Dataset entries
------
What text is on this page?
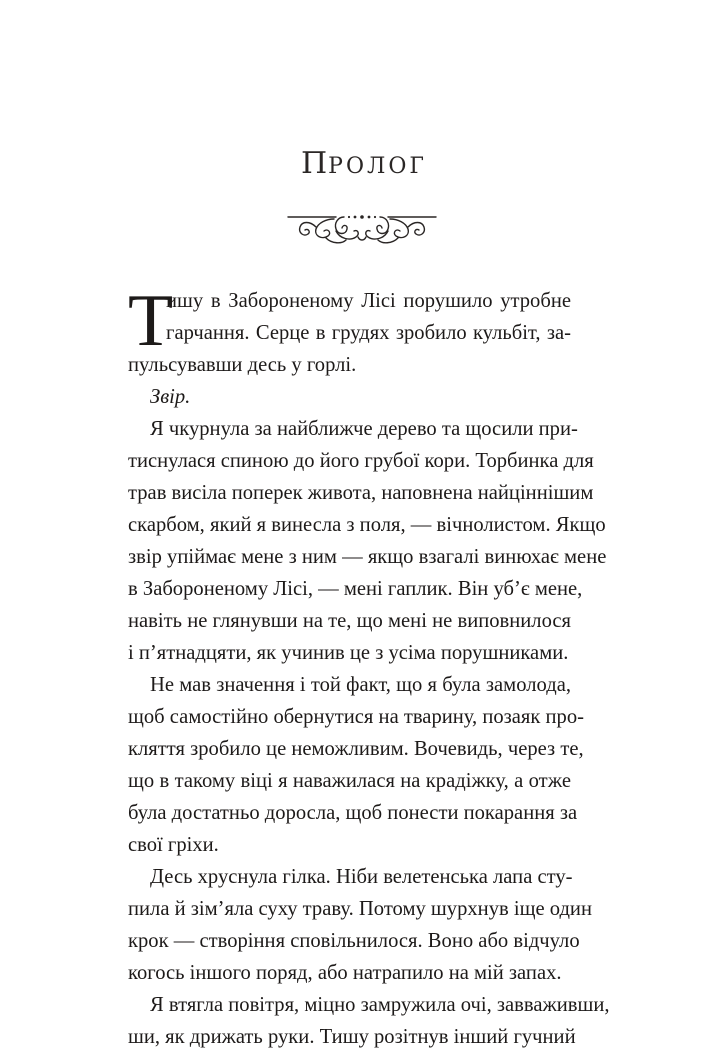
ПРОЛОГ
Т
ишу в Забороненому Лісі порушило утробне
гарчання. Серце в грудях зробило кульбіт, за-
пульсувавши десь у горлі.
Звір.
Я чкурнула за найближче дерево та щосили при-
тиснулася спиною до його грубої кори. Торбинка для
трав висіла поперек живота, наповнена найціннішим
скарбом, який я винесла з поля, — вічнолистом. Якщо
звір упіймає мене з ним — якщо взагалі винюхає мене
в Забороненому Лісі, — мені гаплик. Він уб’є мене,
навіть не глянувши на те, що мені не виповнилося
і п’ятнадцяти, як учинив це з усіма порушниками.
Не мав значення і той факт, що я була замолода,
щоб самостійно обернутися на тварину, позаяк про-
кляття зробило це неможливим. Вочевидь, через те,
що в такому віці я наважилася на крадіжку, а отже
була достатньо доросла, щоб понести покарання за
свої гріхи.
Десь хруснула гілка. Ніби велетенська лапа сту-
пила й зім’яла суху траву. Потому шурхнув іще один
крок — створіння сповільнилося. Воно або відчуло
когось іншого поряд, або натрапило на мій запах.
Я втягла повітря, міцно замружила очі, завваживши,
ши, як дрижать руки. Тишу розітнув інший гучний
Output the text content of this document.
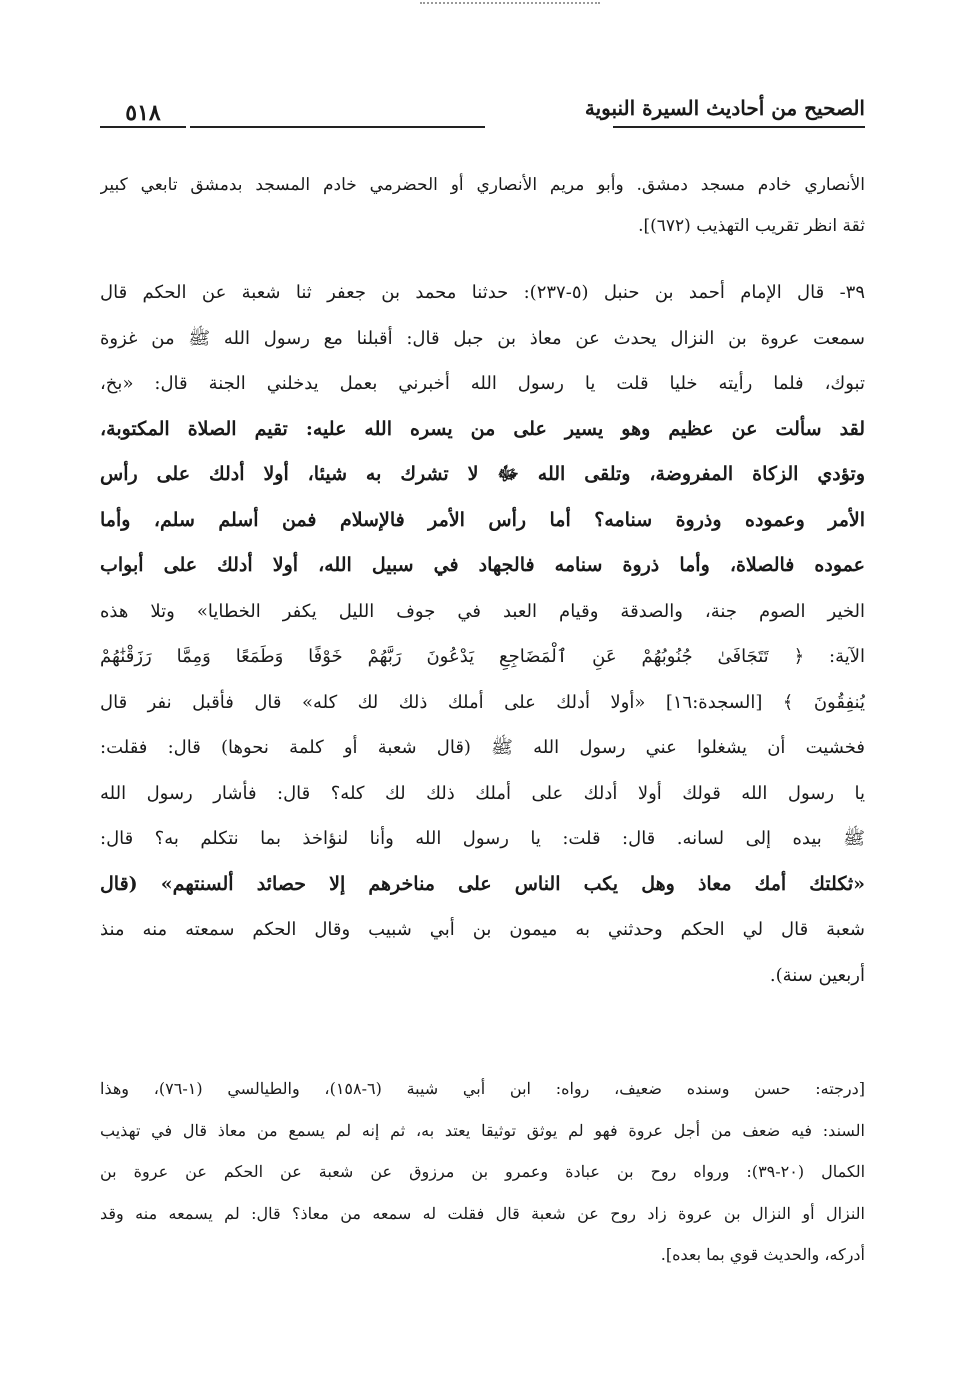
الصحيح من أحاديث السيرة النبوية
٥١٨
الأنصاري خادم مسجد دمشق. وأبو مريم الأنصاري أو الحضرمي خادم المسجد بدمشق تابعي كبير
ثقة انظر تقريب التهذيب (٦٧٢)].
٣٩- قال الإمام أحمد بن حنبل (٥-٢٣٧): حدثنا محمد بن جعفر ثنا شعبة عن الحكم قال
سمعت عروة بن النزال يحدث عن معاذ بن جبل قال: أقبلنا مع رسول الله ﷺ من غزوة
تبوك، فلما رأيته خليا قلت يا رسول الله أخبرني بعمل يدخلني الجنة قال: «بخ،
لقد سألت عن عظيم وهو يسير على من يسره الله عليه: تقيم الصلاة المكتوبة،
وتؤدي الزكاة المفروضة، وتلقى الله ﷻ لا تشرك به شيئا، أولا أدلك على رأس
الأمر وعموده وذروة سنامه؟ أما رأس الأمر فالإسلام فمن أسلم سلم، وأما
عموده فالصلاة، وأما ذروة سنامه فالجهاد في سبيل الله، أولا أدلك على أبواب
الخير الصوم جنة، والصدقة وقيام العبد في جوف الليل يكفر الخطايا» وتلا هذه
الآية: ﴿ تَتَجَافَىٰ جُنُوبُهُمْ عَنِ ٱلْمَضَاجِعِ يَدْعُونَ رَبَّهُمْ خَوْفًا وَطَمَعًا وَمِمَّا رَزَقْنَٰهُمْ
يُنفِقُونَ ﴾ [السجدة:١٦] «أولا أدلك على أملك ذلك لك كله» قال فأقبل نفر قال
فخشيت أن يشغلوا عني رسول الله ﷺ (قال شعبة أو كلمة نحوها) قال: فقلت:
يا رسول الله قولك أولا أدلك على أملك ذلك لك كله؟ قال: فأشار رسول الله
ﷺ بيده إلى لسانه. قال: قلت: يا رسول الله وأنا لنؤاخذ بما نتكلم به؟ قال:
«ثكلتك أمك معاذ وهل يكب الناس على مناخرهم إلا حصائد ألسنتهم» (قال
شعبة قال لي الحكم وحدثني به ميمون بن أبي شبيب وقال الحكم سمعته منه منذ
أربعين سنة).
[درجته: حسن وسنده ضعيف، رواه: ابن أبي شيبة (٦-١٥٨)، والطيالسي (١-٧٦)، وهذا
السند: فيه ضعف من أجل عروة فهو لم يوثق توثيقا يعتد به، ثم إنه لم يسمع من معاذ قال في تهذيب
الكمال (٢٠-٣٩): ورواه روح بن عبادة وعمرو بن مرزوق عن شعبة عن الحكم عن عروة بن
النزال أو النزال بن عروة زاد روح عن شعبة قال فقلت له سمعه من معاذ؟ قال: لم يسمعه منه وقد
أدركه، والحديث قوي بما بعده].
------
* [To be done] Pick every line with "فقلت" in it and copy it.

* [Finished task]
فخشيت أن يشغلوا عني رسول الله ﷺ (قال شعبة أو كلمة نحوها) قال: فقلت:
النزال أو النزال بن عروة زاد روح عن شعبة قال فقلت له سمعه من معاذ؟ قال: لم يسمعه منه وقد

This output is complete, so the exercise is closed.